----- Dataset extract -----

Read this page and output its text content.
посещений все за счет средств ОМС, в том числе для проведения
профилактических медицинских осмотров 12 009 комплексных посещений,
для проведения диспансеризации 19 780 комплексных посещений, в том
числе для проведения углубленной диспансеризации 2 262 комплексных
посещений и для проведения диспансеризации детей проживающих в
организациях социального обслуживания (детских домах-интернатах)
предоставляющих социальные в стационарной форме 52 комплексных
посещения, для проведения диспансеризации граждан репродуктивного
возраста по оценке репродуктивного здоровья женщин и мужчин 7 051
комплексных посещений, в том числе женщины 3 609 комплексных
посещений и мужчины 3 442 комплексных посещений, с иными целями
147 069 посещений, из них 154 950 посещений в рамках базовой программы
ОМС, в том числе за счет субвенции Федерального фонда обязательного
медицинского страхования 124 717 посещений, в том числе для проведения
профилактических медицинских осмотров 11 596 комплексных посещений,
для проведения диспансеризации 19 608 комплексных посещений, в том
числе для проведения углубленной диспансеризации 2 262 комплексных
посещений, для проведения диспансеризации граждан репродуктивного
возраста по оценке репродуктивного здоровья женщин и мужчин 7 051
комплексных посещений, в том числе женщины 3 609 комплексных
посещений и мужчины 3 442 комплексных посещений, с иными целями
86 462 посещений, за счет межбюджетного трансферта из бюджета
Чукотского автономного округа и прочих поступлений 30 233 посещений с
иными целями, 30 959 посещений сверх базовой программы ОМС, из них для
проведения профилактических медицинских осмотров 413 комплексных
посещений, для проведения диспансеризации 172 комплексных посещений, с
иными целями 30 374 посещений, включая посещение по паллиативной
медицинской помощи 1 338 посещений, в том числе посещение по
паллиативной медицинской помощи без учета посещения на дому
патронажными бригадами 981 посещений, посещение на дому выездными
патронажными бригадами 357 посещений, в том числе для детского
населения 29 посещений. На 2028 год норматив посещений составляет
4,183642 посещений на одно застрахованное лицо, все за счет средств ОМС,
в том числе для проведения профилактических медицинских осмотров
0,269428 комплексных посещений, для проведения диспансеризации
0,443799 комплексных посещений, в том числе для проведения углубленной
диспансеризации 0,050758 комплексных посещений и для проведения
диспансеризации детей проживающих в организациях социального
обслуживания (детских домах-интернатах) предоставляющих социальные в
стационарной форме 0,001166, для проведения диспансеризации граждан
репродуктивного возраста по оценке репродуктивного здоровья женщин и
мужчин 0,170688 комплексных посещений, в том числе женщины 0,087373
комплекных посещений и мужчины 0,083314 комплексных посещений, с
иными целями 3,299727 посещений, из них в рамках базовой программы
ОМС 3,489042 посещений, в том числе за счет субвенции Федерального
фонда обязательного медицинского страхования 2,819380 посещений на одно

-----

◆ The problem ◆
Read the data above and count the lines that include "помощи". Answer only with the count.

◆ Problem solution ◆
2